→ **GOAL**: Locate every line below that contains the word "text" and copy it.

* start RECORDS FOR PROCESSING *

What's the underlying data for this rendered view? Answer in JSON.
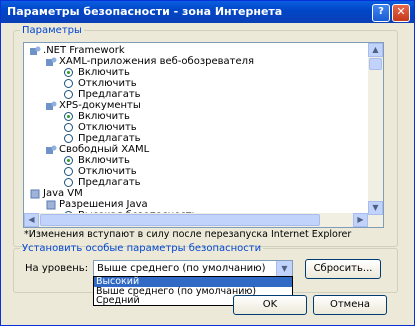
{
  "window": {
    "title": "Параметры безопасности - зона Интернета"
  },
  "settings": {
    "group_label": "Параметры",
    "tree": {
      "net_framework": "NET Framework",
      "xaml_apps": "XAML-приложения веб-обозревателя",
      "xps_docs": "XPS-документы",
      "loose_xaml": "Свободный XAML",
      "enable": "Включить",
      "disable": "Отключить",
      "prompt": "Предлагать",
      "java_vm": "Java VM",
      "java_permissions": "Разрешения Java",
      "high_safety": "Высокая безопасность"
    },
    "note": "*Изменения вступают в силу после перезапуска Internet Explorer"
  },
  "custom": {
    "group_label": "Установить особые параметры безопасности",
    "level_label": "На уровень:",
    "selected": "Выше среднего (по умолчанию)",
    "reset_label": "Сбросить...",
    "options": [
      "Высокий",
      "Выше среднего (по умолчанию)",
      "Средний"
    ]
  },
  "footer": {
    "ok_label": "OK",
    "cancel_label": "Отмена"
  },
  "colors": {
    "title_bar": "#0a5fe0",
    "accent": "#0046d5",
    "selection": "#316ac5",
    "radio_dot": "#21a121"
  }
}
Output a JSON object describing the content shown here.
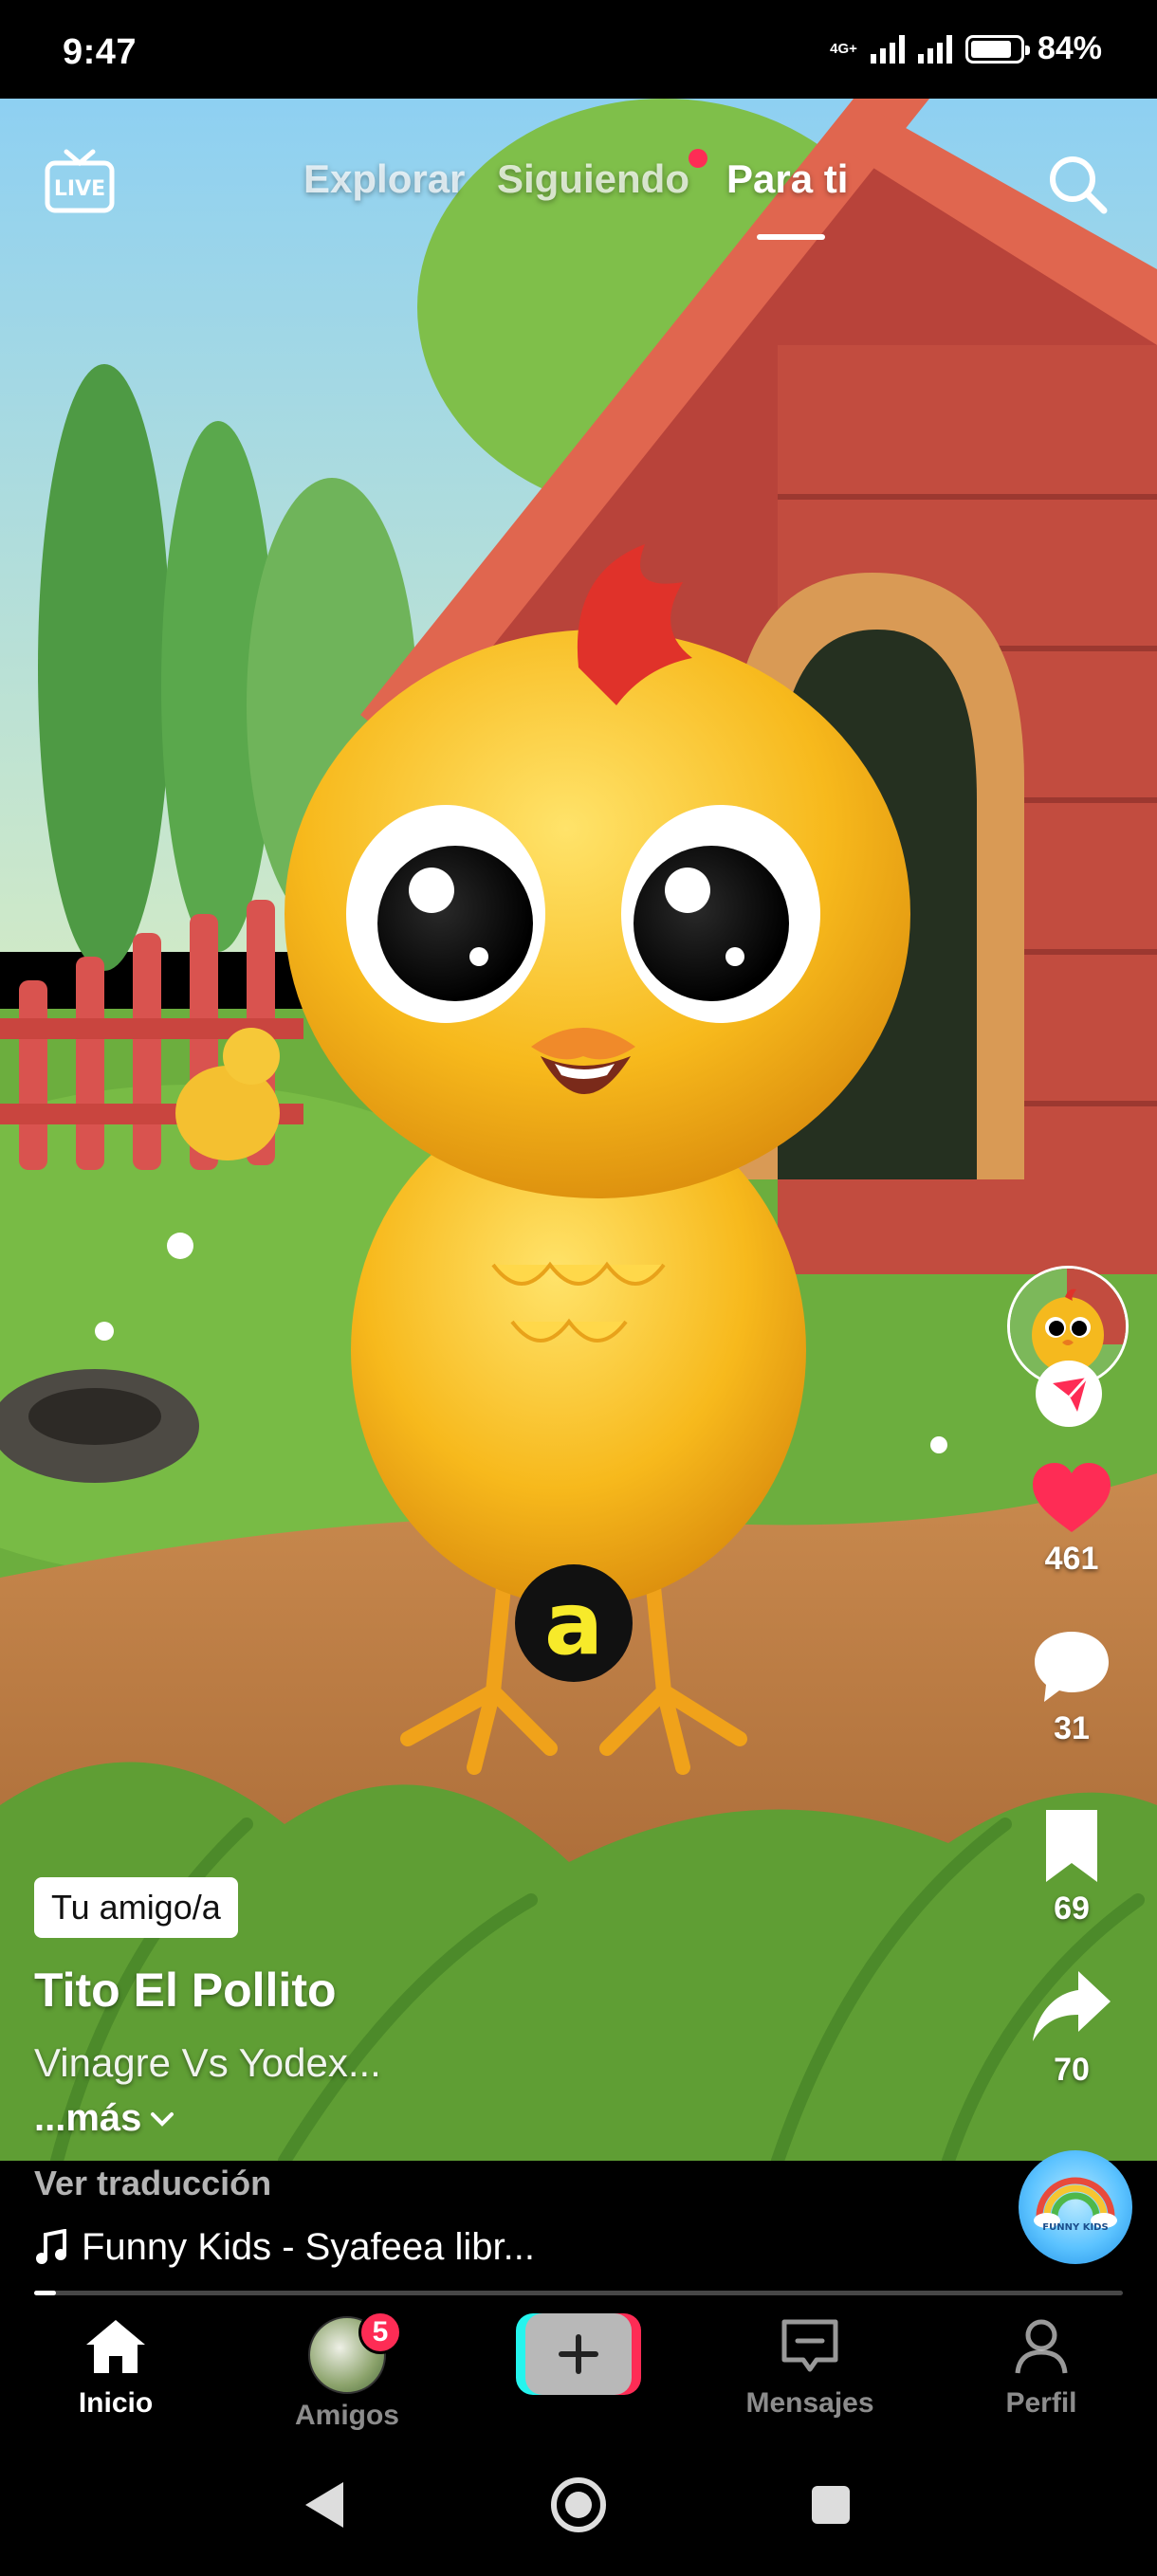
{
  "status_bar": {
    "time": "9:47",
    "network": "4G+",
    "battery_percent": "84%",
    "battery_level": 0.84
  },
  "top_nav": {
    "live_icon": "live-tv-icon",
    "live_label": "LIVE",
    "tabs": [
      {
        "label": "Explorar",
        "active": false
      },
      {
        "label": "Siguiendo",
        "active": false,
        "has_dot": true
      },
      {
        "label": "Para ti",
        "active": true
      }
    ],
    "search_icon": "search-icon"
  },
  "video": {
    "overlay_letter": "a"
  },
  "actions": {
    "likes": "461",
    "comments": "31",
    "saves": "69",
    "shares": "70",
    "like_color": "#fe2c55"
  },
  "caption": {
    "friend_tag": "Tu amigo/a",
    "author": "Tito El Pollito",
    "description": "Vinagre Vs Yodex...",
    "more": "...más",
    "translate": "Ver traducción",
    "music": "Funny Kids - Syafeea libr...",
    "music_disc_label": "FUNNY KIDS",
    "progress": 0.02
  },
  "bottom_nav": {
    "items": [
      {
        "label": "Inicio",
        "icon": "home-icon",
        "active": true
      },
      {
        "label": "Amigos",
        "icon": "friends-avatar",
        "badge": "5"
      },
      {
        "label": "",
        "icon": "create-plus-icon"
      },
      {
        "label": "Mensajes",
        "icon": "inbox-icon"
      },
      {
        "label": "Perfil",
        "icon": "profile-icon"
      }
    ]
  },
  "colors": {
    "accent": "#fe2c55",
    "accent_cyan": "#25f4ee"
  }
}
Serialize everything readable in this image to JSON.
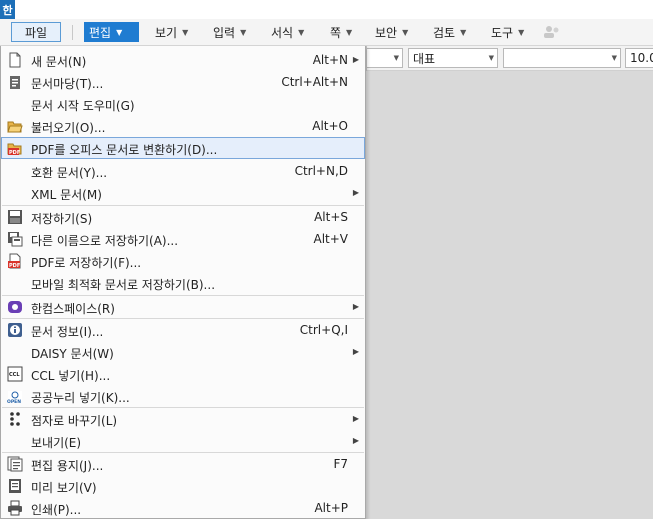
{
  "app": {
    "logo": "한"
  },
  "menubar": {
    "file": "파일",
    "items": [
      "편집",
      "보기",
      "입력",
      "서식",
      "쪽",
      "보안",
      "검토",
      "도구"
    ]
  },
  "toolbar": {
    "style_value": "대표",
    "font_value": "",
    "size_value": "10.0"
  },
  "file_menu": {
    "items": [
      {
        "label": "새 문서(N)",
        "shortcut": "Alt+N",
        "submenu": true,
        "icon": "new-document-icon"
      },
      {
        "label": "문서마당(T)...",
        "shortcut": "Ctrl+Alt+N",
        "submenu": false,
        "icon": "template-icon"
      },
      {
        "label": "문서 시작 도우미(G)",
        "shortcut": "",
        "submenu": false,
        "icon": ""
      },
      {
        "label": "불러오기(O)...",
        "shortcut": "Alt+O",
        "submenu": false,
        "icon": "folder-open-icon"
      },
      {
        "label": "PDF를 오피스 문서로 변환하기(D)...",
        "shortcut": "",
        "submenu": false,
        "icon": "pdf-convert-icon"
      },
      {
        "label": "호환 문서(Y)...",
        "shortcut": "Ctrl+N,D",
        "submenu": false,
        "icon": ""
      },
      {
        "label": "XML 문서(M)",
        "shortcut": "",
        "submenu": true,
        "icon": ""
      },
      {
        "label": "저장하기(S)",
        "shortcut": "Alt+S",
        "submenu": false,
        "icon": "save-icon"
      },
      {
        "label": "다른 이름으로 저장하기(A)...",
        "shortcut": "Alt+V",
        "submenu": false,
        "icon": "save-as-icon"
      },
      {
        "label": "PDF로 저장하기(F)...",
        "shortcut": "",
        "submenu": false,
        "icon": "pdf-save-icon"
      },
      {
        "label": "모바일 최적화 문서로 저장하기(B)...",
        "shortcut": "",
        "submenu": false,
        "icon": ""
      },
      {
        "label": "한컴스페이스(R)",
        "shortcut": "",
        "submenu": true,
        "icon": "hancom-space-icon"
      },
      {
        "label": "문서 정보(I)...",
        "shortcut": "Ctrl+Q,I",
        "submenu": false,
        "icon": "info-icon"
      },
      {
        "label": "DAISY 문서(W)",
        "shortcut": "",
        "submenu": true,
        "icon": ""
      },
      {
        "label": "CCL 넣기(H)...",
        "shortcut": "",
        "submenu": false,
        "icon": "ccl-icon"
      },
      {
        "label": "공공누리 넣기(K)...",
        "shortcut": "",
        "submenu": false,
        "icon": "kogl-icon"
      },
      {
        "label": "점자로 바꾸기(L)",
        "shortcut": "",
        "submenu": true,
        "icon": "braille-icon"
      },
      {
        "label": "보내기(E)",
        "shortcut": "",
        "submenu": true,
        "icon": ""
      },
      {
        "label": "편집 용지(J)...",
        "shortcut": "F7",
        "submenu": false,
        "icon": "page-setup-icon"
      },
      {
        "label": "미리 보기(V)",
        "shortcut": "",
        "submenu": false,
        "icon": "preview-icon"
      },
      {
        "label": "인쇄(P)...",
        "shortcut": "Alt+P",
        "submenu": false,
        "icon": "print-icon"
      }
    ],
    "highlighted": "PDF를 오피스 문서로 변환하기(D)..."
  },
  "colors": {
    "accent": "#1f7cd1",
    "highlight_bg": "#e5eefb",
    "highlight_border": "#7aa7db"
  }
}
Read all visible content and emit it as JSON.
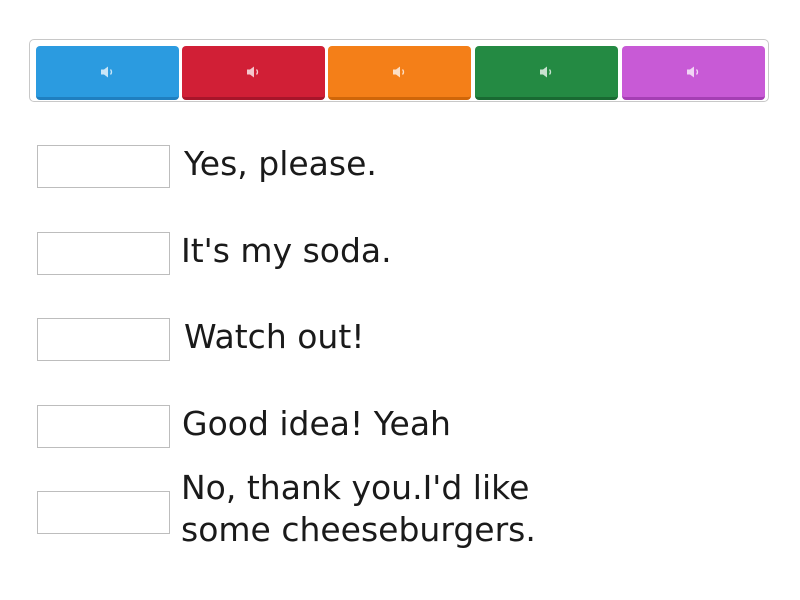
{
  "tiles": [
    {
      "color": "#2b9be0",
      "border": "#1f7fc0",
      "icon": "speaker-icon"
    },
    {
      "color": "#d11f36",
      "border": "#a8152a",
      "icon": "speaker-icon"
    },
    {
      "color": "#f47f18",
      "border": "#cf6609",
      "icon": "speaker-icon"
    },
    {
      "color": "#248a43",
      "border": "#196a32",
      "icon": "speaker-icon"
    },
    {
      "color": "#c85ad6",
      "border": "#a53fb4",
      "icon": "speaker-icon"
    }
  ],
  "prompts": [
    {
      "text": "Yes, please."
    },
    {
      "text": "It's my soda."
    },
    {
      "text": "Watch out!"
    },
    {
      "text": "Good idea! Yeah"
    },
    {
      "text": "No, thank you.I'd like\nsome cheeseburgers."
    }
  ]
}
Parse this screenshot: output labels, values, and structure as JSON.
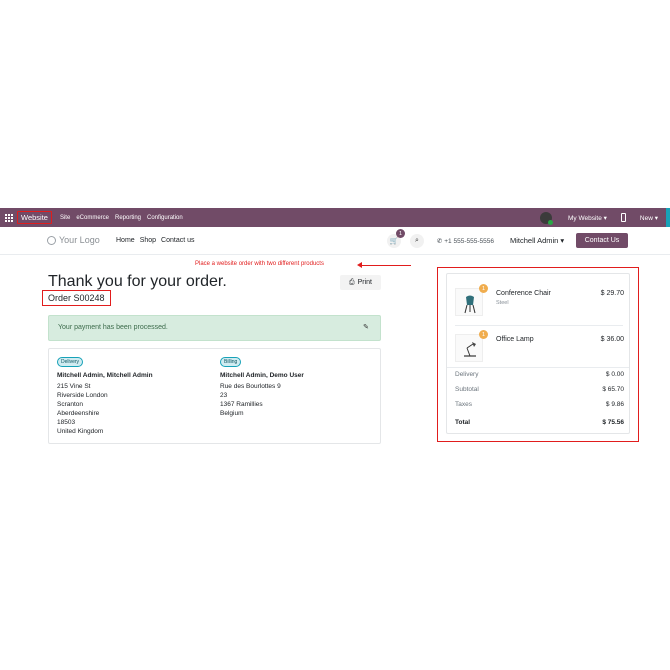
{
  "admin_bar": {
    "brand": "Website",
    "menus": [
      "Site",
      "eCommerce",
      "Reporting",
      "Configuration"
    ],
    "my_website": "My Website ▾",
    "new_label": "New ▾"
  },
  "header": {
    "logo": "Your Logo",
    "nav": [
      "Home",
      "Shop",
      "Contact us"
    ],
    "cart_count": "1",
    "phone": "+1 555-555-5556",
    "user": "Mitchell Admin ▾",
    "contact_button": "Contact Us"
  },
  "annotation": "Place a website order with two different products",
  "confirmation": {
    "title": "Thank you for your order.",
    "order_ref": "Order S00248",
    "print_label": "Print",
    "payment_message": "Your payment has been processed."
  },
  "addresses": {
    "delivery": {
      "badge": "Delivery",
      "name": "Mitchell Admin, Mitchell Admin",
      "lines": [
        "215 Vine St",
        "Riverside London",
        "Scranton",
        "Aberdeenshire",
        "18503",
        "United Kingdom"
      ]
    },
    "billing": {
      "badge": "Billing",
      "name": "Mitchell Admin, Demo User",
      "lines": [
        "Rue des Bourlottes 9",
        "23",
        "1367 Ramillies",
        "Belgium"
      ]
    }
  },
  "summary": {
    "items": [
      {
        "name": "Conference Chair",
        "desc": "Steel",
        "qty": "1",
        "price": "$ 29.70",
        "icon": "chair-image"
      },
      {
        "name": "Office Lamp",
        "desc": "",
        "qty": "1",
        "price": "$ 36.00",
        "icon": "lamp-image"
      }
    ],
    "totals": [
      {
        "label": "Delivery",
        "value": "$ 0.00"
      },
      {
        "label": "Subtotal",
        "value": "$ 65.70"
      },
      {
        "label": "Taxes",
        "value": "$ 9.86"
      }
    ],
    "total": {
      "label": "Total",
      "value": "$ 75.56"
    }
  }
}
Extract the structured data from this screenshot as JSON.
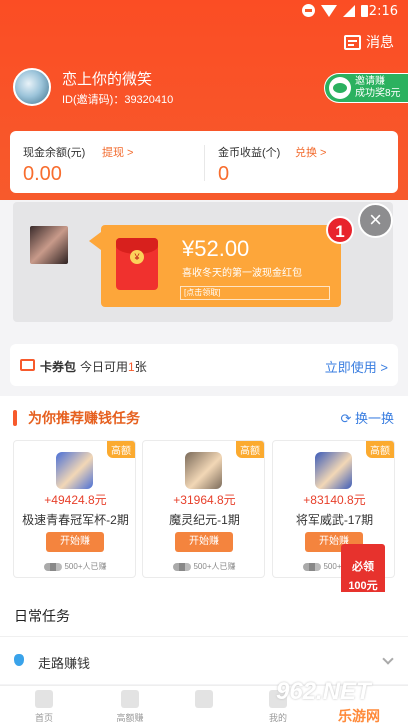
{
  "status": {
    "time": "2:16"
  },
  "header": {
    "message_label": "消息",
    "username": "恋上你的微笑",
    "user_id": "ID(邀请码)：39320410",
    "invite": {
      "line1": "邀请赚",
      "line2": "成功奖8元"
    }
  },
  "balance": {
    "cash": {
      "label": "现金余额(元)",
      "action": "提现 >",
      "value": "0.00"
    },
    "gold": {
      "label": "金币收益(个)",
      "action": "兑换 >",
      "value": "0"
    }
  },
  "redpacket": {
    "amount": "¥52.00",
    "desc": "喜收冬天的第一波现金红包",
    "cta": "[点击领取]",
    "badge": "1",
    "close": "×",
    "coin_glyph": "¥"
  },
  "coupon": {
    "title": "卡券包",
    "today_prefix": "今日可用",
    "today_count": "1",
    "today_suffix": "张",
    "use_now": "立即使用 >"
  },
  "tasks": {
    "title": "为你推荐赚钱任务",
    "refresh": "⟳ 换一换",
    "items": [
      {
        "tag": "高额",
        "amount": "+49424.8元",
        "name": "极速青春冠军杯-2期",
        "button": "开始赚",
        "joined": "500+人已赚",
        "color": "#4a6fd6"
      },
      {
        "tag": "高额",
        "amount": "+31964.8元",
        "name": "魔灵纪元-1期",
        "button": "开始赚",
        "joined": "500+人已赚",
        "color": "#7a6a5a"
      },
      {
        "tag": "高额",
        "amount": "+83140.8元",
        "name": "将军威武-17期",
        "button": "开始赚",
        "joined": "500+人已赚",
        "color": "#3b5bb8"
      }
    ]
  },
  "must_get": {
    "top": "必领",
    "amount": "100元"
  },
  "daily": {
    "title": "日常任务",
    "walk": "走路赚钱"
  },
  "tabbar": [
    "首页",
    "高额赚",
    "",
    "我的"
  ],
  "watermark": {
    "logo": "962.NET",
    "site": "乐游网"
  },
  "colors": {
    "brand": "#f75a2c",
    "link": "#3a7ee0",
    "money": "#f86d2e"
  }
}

* end RECORDS FOR PROCESSING *

→ **EXPECTED ANSWER**:
      "text": "Yes, please."
      "text": "It's my soda."
      "text": "Watch out!"
      "text": "Good idea! Yeah"
      "text": "No, thank you.I'd like\nsome cheeseburgers."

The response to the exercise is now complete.